### Short exercise
Below are the records; pull every line that includes "input".

(Extracted data entries)
%%

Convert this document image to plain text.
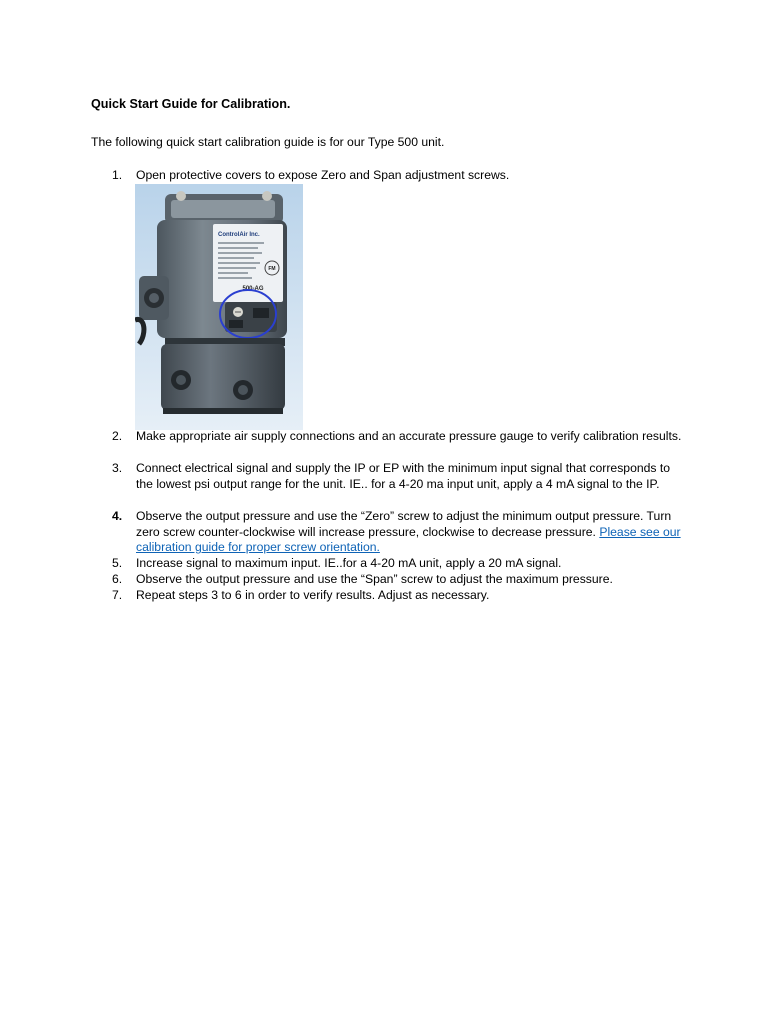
Quick Start Guide for Calibration.
The following quick start calibration guide is for our Type 500 unit.
1.	Open protective covers to expose Zero and Span adjustment screws.
ControlAir Inc.
FM
500-AG
2.	Make appropriate air supply connections and an accurate pressure gauge to verify calibration results.
3.	Connect electrical signal and supply the IP or EP with the minimum input signal that corresponds to the lowest psi output range for the unit. IE.. for a 4-20 ma input unit, apply a 4 mA signal to the IP.
4.	Observe the output pressure and use the “Zero” screw to adjust the minimum output pressure. Turn zero screw counter-clockwise will increase pressure, clockwise to decrease pressure. Please see our calibration guide for proper screw orientation.
5.	Increase signal to maximum input. IE..for a 4-20 mA unit, apply a 20 mA signal.
6.	Observe the output pressure and use the “Span” screw to adjust the maximum pressure.
7.	Repeat steps 3 to 6 in order to verify results. Adjust as necessary.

%%

### Expected answer
3.	Connect electrical signal and supply the IP or EP with the minimum input signal that corresponds to the lowest psi output range for the unit. IE.. for a 4-20 ma input unit, apply a 4 mA signal to the IP.
5.	Increase signal to maximum input. IE..for a 4-20 mA unit, apply a 20 mA signal.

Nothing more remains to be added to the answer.